**Written exercise**.
From the entries below, tally how many lines contain "text" and report only that figure.
— BEGIN Records provided —
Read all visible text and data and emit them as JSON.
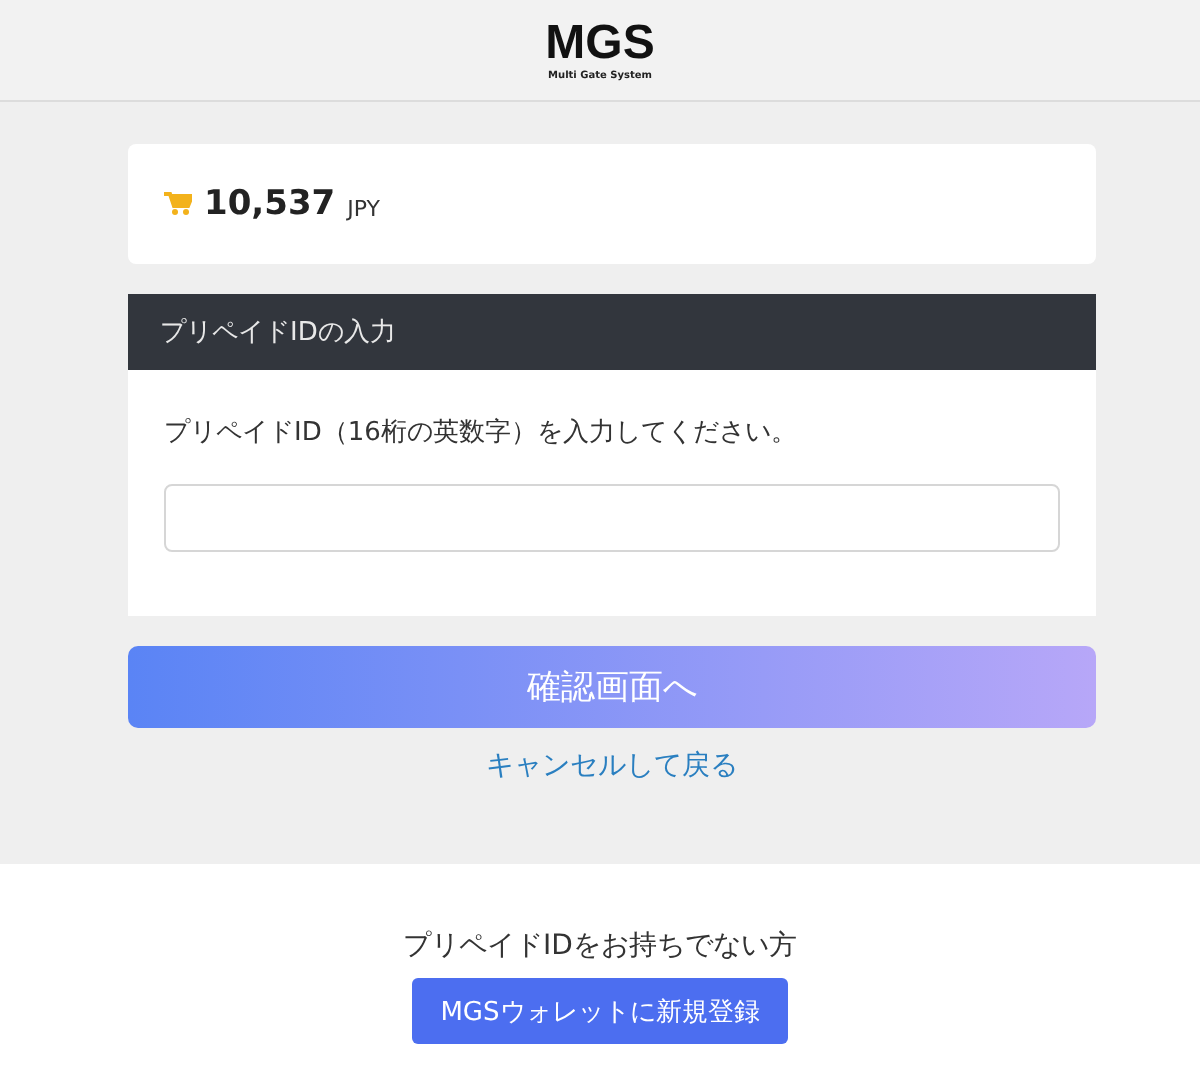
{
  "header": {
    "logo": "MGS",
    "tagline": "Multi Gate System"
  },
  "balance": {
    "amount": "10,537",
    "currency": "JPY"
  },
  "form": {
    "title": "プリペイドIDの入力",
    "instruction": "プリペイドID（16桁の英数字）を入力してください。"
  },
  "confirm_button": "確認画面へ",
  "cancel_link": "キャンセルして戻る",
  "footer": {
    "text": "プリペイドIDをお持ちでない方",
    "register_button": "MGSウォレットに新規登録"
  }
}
— END Records provided —
**Solution to this task**.
2